(Lines of data)
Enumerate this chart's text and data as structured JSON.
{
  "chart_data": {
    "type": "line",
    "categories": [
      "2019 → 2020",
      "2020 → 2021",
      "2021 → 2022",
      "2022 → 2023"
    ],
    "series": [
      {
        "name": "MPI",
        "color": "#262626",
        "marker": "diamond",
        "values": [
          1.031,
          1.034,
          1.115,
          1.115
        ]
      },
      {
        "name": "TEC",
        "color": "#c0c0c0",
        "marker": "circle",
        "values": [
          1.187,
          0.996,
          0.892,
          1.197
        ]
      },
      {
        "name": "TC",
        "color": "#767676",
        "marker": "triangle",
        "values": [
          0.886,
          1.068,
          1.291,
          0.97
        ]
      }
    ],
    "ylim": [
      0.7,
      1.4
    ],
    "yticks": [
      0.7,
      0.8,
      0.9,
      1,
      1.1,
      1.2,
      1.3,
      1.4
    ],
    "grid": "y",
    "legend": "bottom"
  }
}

Requirement
Keep only those lines of the records that hold "color", and return them.

Response to the task
        "color": "#262626",
        "color": "#c0c0c0",
        "color": "#767676",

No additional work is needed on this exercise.